Goal of the exercise: Gather all lines with "screenshot" from the records.
## Start Records
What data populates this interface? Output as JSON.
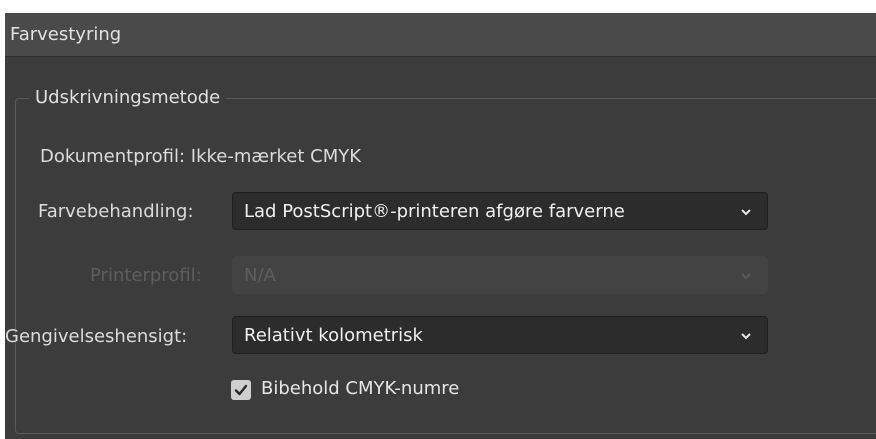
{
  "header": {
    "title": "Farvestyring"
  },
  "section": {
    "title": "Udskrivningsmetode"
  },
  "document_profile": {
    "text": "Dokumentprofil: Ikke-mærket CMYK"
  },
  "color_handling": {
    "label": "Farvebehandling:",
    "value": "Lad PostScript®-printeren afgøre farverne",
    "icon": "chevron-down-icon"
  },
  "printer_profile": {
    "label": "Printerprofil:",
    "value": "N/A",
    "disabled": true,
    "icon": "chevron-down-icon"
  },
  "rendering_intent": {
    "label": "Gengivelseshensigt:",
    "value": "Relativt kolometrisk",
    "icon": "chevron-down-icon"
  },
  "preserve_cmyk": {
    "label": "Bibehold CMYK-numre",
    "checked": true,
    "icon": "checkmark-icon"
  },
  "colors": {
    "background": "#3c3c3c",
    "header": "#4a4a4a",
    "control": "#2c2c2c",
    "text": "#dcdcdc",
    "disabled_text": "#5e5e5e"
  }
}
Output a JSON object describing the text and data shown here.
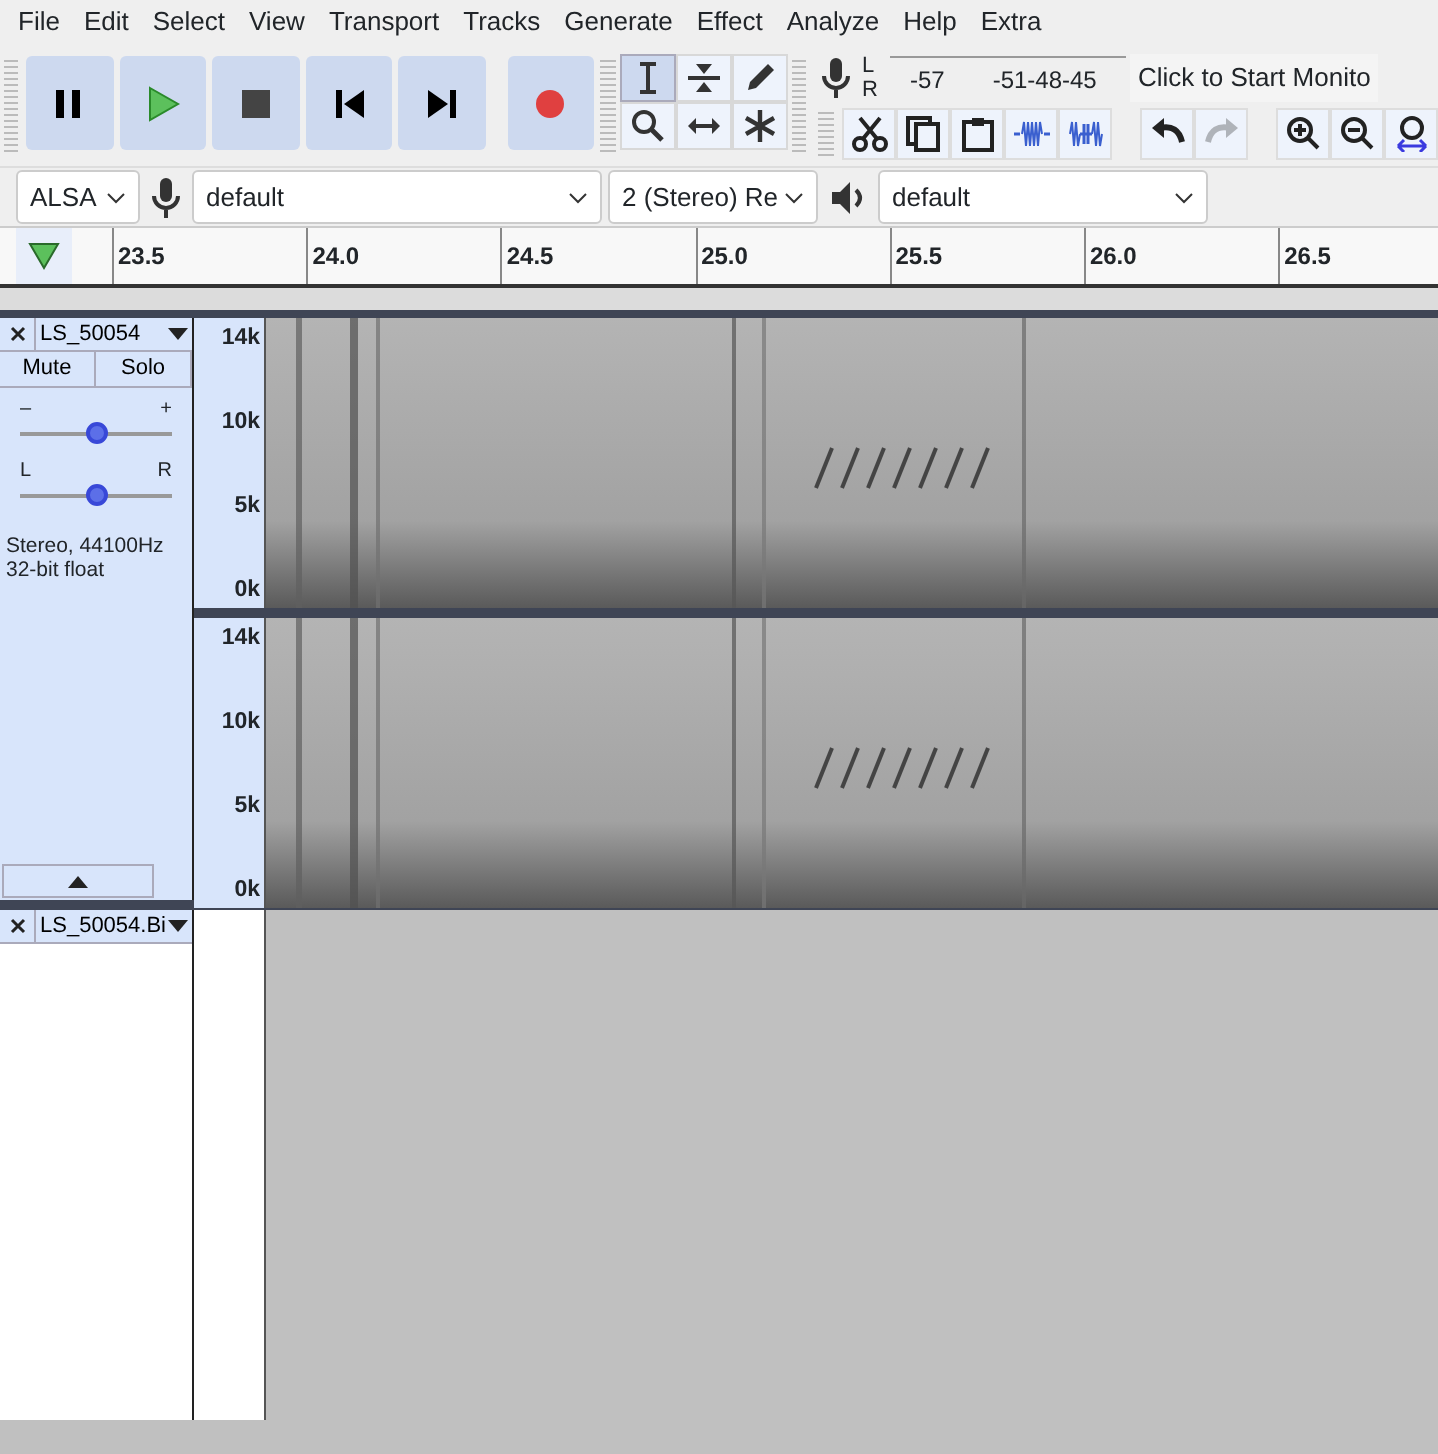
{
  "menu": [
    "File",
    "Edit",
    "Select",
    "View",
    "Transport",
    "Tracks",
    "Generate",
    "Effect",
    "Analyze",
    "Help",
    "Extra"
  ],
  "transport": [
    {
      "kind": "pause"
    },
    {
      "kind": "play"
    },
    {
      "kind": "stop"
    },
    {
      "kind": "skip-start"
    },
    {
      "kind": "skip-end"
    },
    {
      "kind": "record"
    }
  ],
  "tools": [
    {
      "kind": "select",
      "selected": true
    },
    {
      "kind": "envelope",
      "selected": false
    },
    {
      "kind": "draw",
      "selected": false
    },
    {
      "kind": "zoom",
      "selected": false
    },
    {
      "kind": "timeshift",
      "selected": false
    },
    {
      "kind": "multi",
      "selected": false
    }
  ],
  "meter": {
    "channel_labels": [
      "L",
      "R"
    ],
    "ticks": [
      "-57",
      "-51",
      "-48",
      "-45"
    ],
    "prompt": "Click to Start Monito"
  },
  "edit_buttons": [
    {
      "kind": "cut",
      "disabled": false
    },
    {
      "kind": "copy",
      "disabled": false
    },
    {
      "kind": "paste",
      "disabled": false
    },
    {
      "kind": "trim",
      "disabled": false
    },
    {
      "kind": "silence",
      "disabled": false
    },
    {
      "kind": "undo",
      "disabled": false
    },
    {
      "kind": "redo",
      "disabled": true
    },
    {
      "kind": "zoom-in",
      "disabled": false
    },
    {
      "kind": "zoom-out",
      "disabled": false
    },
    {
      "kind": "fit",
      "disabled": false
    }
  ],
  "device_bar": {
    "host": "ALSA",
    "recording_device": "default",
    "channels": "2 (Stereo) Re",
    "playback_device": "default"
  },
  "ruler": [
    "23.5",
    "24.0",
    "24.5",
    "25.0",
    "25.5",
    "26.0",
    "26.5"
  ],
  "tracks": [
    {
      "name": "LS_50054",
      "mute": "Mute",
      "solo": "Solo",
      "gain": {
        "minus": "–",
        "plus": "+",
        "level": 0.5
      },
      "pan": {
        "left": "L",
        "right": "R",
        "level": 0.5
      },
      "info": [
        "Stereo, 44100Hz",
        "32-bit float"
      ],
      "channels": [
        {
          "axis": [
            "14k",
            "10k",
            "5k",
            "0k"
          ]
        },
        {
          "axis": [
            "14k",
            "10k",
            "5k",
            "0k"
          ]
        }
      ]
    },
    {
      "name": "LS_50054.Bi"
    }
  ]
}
## End Records
## Start Records
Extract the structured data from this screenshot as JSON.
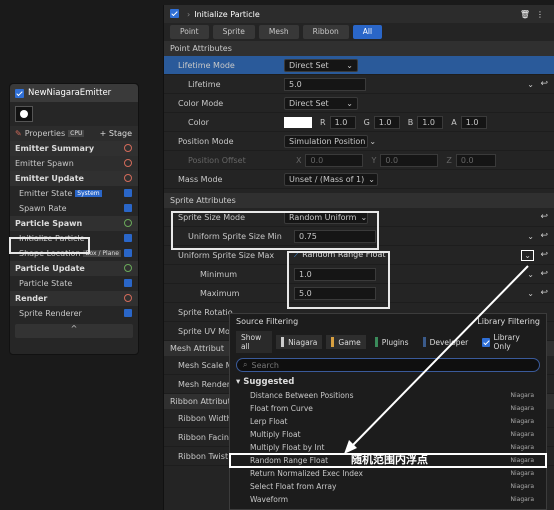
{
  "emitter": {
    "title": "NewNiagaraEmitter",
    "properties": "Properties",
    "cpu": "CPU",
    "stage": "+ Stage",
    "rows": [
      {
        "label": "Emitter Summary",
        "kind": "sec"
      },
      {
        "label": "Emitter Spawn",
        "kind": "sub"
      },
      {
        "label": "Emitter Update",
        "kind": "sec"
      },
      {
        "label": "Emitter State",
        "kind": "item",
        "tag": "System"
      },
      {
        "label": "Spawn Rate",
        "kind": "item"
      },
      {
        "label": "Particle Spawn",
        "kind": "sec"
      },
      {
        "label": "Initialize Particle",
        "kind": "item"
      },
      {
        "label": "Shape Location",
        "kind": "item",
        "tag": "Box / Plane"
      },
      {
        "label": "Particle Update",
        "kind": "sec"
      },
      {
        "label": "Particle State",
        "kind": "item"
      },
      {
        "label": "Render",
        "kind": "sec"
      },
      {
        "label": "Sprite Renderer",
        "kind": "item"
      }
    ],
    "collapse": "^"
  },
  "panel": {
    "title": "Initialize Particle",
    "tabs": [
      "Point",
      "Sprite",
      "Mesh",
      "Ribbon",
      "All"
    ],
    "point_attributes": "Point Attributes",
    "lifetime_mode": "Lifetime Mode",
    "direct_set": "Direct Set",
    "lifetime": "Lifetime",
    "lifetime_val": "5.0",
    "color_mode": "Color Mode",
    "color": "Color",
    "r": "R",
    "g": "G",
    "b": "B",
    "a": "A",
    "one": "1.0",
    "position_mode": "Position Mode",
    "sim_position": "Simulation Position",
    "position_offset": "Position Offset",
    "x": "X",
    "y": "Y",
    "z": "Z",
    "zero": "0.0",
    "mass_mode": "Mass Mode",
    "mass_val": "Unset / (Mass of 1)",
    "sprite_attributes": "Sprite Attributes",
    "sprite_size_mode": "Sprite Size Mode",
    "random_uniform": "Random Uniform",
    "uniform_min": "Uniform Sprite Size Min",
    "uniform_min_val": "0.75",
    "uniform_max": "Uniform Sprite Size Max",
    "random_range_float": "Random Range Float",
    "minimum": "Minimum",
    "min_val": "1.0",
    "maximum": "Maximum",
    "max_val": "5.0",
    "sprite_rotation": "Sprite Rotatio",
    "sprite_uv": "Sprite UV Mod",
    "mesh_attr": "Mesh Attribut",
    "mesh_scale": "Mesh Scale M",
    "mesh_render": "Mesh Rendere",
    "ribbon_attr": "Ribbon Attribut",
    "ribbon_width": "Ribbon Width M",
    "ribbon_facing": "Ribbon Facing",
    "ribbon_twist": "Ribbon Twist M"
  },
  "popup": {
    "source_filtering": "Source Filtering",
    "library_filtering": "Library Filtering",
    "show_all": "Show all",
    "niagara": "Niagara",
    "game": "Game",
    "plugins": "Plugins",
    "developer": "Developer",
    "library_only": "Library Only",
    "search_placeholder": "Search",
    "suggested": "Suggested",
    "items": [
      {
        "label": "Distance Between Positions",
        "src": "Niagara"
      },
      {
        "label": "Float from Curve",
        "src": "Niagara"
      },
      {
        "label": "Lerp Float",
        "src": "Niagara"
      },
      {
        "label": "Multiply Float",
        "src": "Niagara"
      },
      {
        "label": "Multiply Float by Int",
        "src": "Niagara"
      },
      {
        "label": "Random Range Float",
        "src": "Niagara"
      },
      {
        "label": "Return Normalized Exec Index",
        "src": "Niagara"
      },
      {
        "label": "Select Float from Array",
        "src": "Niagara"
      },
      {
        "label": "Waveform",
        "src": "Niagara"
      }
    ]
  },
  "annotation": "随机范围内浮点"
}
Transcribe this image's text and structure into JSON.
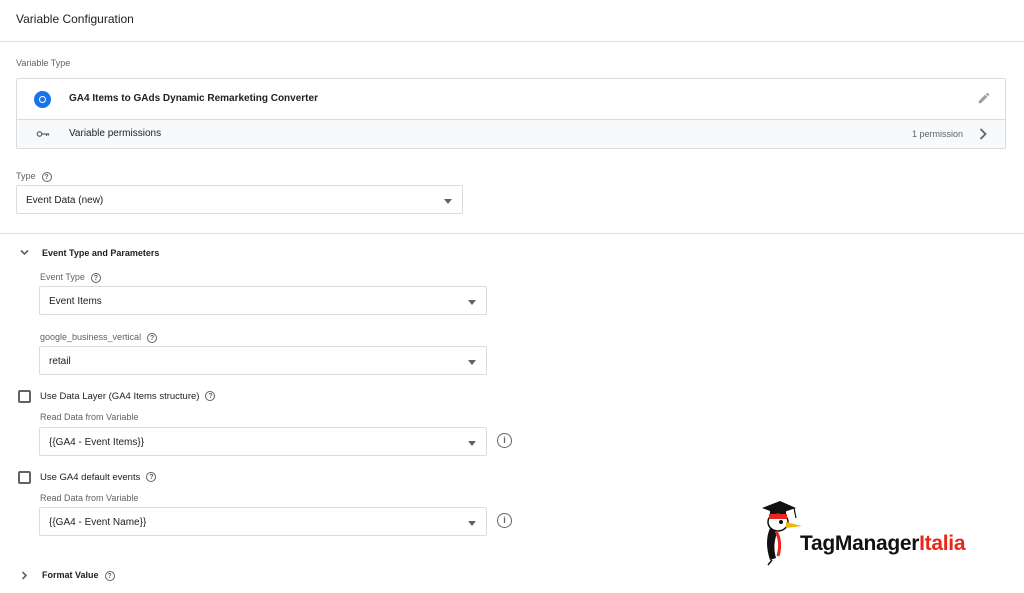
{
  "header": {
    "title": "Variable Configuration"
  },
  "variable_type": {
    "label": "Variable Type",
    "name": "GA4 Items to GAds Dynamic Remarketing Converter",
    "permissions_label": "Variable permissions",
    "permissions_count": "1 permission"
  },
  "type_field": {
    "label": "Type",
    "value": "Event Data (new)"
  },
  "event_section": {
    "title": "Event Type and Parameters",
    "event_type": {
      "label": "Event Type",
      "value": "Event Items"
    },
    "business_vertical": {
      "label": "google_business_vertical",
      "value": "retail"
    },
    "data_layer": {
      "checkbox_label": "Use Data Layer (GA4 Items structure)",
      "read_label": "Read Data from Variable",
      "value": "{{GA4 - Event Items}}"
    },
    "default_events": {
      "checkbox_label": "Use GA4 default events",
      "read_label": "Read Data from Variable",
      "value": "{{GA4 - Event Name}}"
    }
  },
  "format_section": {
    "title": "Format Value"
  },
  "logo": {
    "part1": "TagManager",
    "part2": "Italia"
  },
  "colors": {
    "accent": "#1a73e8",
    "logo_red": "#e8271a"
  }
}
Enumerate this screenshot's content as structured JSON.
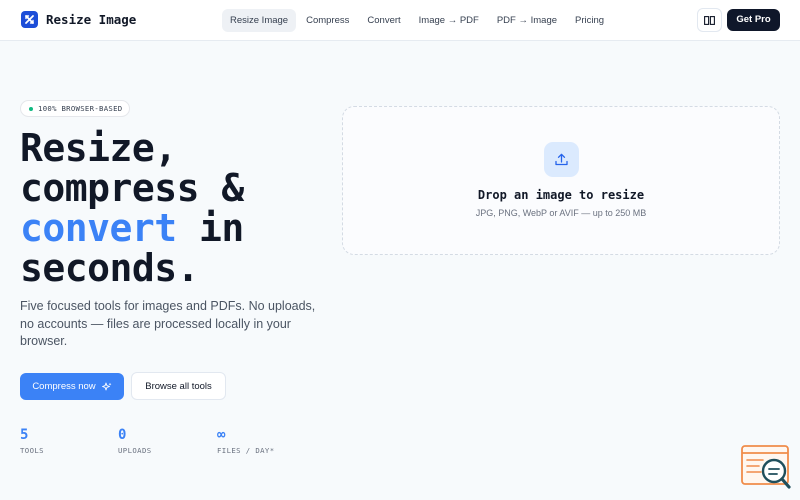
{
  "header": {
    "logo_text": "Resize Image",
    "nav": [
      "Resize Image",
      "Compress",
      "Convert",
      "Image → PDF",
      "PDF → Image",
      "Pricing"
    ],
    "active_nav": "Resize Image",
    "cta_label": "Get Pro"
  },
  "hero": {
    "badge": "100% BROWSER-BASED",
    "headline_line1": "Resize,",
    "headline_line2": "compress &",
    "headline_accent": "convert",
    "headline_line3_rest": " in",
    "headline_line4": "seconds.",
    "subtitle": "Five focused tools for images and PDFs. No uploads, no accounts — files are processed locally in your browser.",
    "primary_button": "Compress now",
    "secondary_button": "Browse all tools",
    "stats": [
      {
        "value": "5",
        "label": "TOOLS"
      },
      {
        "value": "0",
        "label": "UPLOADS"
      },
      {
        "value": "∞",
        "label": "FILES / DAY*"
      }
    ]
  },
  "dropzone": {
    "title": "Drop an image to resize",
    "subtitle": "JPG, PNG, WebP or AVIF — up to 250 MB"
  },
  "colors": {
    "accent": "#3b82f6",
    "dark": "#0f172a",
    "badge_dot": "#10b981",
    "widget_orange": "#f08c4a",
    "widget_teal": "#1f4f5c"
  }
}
## End Records
## Start Records
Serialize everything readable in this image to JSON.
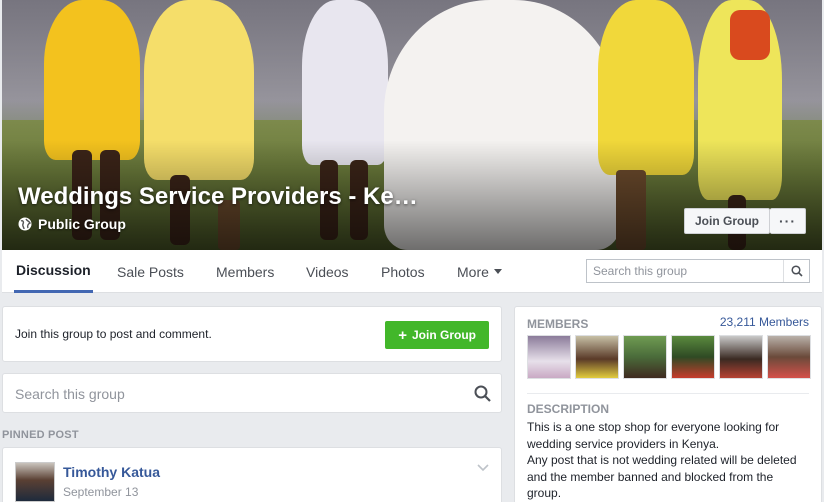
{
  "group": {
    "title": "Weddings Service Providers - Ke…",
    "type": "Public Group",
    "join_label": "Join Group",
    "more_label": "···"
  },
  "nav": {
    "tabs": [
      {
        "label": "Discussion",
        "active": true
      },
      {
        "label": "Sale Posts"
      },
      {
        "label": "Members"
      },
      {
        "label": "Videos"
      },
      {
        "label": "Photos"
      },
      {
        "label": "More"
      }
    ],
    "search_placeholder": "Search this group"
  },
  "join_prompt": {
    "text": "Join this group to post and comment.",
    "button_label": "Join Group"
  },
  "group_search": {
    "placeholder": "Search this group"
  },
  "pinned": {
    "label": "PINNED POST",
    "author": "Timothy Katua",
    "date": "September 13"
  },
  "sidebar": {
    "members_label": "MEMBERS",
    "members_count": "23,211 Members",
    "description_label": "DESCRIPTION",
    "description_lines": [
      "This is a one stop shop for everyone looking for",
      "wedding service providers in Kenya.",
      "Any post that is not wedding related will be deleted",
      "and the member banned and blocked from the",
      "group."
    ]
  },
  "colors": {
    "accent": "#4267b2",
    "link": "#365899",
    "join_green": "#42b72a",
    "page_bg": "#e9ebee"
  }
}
## End Records
Result below:
Extract the structured data from this screenshot as JSON.
Enumerate this screenshot's content as structured JSON.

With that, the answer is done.